-- BRIEF --
Transcribe the entries below exactly.
>> Begin
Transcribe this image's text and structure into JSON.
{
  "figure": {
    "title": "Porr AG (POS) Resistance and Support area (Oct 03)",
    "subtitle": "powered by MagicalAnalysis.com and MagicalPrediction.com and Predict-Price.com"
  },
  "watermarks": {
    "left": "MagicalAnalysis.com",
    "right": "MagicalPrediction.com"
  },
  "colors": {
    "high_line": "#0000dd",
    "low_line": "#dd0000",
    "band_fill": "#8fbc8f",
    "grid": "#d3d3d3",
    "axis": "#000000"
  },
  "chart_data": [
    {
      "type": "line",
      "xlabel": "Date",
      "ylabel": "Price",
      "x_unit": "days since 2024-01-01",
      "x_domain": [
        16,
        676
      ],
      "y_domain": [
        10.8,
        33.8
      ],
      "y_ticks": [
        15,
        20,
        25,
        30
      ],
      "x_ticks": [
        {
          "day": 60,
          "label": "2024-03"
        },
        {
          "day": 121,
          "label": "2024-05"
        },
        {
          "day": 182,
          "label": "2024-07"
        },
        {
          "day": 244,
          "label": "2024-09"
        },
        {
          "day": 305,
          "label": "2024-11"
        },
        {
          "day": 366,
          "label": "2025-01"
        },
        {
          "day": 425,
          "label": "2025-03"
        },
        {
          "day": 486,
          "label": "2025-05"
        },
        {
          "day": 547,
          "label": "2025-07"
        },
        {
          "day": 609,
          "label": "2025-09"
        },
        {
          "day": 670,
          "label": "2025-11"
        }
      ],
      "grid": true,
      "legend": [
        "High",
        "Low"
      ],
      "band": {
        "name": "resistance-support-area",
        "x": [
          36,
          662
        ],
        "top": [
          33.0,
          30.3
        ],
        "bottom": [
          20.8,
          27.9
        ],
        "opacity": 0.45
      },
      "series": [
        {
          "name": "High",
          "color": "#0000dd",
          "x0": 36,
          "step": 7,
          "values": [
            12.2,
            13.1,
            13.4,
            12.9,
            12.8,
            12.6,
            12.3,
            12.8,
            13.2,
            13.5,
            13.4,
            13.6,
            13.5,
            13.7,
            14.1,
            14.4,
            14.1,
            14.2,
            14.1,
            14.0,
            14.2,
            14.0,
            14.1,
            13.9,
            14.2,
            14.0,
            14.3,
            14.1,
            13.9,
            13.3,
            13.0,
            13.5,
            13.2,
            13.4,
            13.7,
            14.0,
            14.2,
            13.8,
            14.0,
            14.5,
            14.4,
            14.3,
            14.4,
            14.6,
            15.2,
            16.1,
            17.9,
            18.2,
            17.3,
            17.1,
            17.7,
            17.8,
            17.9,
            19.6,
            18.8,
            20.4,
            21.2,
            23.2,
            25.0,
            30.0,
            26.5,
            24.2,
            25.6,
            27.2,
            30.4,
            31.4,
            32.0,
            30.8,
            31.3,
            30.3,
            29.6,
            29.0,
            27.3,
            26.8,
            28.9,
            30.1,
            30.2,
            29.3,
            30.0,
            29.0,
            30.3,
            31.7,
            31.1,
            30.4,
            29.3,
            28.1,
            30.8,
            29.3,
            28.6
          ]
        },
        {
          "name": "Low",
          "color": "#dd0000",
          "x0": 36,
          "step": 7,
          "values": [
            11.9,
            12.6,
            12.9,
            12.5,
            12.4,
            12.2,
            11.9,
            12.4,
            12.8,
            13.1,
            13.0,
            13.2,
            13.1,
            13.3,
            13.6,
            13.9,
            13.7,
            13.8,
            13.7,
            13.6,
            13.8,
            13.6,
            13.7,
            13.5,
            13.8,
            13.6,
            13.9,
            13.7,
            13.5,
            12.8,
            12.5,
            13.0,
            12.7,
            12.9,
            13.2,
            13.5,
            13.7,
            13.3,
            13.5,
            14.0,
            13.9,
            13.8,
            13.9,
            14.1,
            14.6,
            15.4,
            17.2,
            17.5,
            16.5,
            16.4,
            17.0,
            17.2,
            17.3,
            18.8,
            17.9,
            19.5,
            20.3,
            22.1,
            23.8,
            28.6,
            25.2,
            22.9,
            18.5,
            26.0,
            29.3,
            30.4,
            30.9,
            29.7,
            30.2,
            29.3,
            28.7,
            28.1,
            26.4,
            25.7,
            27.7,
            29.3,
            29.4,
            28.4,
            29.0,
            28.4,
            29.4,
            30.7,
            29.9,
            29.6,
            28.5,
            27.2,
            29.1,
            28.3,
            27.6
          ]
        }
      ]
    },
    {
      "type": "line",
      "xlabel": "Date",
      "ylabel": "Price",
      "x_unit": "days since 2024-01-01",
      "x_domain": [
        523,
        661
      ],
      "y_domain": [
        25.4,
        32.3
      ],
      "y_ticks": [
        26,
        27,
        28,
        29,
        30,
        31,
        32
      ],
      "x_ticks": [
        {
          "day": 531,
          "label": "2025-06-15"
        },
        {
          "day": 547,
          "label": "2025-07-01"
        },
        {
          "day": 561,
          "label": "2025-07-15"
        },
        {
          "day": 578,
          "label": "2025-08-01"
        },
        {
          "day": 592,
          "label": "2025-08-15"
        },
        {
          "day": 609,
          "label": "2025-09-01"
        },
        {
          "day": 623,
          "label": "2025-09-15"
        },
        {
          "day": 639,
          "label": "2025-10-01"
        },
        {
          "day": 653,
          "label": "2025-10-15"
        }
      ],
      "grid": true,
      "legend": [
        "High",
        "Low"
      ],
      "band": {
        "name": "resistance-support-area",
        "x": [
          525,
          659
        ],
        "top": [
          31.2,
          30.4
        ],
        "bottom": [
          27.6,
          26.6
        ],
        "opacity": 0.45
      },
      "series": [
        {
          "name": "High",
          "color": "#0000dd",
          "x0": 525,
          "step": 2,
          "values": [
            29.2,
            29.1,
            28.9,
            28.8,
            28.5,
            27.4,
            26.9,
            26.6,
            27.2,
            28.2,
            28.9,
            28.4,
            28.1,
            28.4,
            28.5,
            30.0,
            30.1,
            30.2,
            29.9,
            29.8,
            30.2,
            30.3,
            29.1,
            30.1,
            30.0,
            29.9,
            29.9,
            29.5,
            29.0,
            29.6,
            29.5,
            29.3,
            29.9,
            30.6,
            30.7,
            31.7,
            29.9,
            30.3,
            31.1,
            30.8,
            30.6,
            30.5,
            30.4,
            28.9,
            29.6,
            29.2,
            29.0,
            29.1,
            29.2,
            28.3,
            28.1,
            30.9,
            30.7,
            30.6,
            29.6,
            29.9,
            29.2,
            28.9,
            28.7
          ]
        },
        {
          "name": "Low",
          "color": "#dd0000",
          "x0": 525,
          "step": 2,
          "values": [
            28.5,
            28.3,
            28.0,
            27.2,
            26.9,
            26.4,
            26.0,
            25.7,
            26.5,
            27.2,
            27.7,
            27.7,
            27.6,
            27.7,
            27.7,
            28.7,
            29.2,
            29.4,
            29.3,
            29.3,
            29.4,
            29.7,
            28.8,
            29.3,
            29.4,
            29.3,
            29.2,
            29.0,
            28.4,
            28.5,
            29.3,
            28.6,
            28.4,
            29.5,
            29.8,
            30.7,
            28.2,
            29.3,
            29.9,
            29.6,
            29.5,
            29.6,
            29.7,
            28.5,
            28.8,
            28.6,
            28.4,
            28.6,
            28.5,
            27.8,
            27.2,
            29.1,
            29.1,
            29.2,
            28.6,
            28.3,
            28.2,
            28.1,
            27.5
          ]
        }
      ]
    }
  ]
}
>> End
-- ANSWER TO THE EXERCISE --
Transcribe this image's text and structure into JSON.
{
  "figure": {
    "title": "Porr AG (POS) Resistance and Support area (Oct 03)",
    "subtitle": "powered by MagicalAnalysis.com and MagicalPrediction.com and Predict-Price.com"
  },
  "watermarks": {
    "left": "MagicalAnalysis.com",
    "right": "MagicalPrediction.com"
  },
  "colors": {
    "high_line": "#0000dd",
    "low_line": "#dd0000",
    "band_fill": "#8fbc8f",
    "grid": "#d3d3d3",
    "axis": "#000000"
  },
  "chart_data": [
    {
      "type": "line",
      "xlabel": "Date",
      "ylabel": "Price",
      "x_unit": "days since 2024-01-01",
      "x_domain": [
        16,
        676
      ],
      "y_domain": [
        10.8,
        33.8
      ],
      "y_ticks": [
        15,
        20,
        25,
        30
      ],
      "x_ticks": [
        {
          "day": 60,
          "label": "2024-03"
        },
        {
          "day": 121,
          "label": "2024-05"
        },
        {
          "day": 182,
          "label": "2024-07"
        },
        {
          "day": 244,
          "label": "2024-09"
        },
        {
          "day": 305,
          "label": "2024-11"
        },
        {
          "day": 366,
          "label": "2025-01"
        },
        {
          "day": 425,
          "label": "2025-03"
        },
        {
          "day": 486,
          "label": "2025-05"
        },
        {
          "day": 547,
          "label": "2025-07"
        },
        {
          "day": 609,
          "label": "2025-09"
        },
        {
          "day": 670,
          "label": "2025-11"
        }
      ],
      "grid": true,
      "legend": [
        "High",
        "Low"
      ],
      "band": {
        "name": "resistance-support-area",
        "x": [
          36,
          662
        ],
        "top": [
          33.0,
          30.3
        ],
        "bottom": [
          20.8,
          27.9
        ],
        "opacity": 0.45
      },
      "series": [
        {
          "name": "High",
          "color": "#0000dd",
          "x0": 36,
          "step": 7,
          "values": [
            12.2,
            13.1,
            13.4,
            12.9,
            12.8,
            12.6,
            12.3,
            12.8,
            13.2,
            13.5,
            13.4,
            13.6,
            13.5,
            13.7,
            14.1,
            14.4,
            14.1,
            14.2,
            14.1,
            14.0,
            14.2,
            14.0,
            14.1,
            13.9,
            14.2,
            14.0,
            14.3,
            14.1,
            13.9,
            13.3,
            13.0,
            13.5,
            13.2,
            13.4,
            13.7,
            14.0,
            14.2,
            13.8,
            14.0,
            14.5,
            14.4,
            14.3,
            14.4,
            14.6,
            15.2,
            16.1,
            17.9,
            18.2,
            17.3,
            17.1,
            17.7,
            17.8,
            17.9,
            19.6,
            18.8,
            20.4,
            21.2,
            23.2,
            25.0,
            30.0,
            26.5,
            24.2,
            25.6,
            27.2,
            30.4,
            31.4,
            32.0,
            30.8,
            31.3,
            30.3,
            29.6,
            29.0,
            27.3,
            26.8,
            28.9,
            30.1,
            30.2,
            29.3,
            30.0,
            29.0,
            30.3,
            31.7,
            31.1,
            30.4,
            29.3,
            28.1,
            30.8,
            29.3,
            28.6
          ]
        },
        {
          "name": "Low",
          "color": "#dd0000",
          "x0": 36,
          "step": 7,
          "values": [
            11.9,
            12.6,
            12.9,
            12.5,
            12.4,
            12.2,
            11.9,
            12.4,
            12.8,
            13.1,
            13.0,
            13.2,
            13.1,
            13.3,
            13.6,
            13.9,
            13.7,
            13.8,
            13.7,
            13.6,
            13.8,
            13.6,
            13.7,
            13.5,
            13.8,
            13.6,
            13.9,
            13.7,
            13.5,
            12.8,
            12.5,
            13.0,
            12.7,
            12.9,
            13.2,
            13.5,
            13.7,
            13.3,
            13.5,
            14.0,
            13.9,
            13.8,
            13.9,
            14.1,
            14.6,
            15.4,
            17.2,
            17.5,
            16.5,
            16.4,
            17.0,
            17.2,
            17.3,
            18.8,
            17.9,
            19.5,
            20.3,
            22.1,
            23.8,
            28.6,
            25.2,
            22.9,
            18.5,
            26.0,
            29.3,
            30.4,
            30.9,
            29.7,
            30.2,
            29.3,
            28.7,
            28.1,
            26.4,
            25.7,
            27.7,
            29.3,
            29.4,
            28.4,
            29.0,
            28.4,
            29.4,
            30.7,
            29.9,
            29.6,
            28.5,
            27.2,
            29.1,
            28.3,
            27.6
          ]
        }
      ]
    },
    {
      "type": "line",
      "xlabel": "Date",
      "ylabel": "Price",
      "x_unit": "days since 2024-01-01",
      "x_domain": [
        523,
        661
      ],
      "y_domain": [
        25.4,
        32.3
      ],
      "y_ticks": [
        26,
        27,
        28,
        29,
        30,
        31,
        32
      ],
      "x_ticks": [
        {
          "day": 531,
          "label": "2025-06-15"
        },
        {
          "day": 547,
          "label": "2025-07-01"
        },
        {
          "day": 561,
          "label": "2025-07-15"
        },
        {
          "day": 578,
          "label": "2025-08-01"
        },
        {
          "day": 592,
          "label": "2025-08-15"
        },
        {
          "day": 609,
          "label": "2025-09-01"
        },
        {
          "day": 623,
          "label": "2025-09-15"
        },
        {
          "day": 639,
          "label": "2025-10-01"
        },
        {
          "day": 653,
          "label": "2025-10-15"
        }
      ],
      "grid": true,
      "legend": [
        "High",
        "Low"
      ],
      "band": {
        "name": "resistance-support-area",
        "x": [
          525,
          659
        ],
        "top": [
          31.2,
          30.4
        ],
        "bottom": [
          27.6,
          26.6
        ],
        "opacity": 0.45
      },
      "series": [
        {
          "name": "High",
          "color": "#0000dd",
          "x0": 525,
          "step": 2,
          "values": [
            29.2,
            29.1,
            28.9,
            28.8,
            28.5,
            27.4,
            26.9,
            26.6,
            27.2,
            28.2,
            28.9,
            28.4,
            28.1,
            28.4,
            28.5,
            30.0,
            30.1,
            30.2,
            29.9,
            29.8,
            30.2,
            30.3,
            29.1,
            30.1,
            30.0,
            29.9,
            29.9,
            29.5,
            29.0,
            29.6,
            29.5,
            29.3,
            29.9,
            30.6,
            30.7,
            31.7,
            29.9,
            30.3,
            31.1,
            30.8,
            30.6,
            30.5,
            30.4,
            28.9,
            29.6,
            29.2,
            29.0,
            29.1,
            29.2,
            28.3,
            28.1,
            30.9,
            30.7,
            30.6,
            29.6,
            29.9,
            29.2,
            28.9,
            28.7
          ]
        },
        {
          "name": "Low",
          "color": "#dd0000",
          "x0": 525,
          "step": 2,
          "values": [
            28.5,
            28.3,
            28.0,
            27.2,
            26.9,
            26.4,
            26.0,
            25.7,
            26.5,
            27.2,
            27.7,
            27.7,
            27.6,
            27.7,
            27.7,
            28.7,
            29.2,
            29.4,
            29.3,
            29.3,
            29.4,
            29.7,
            28.8,
            29.3,
            29.4,
            29.3,
            29.2,
            29.0,
            28.4,
            28.5,
            29.3,
            28.6,
            28.4,
            29.5,
            29.8,
            30.7,
            28.2,
            29.3,
            29.9,
            29.6,
            29.5,
            29.6,
            29.7,
            28.5,
            28.8,
            28.6,
            28.4,
            28.6,
            28.5,
            27.8,
            27.2,
            29.1,
            29.1,
            29.2,
            28.6,
            28.3,
            28.2,
            28.1,
            27.5
          ]
        }
      ]
    }
  ]
}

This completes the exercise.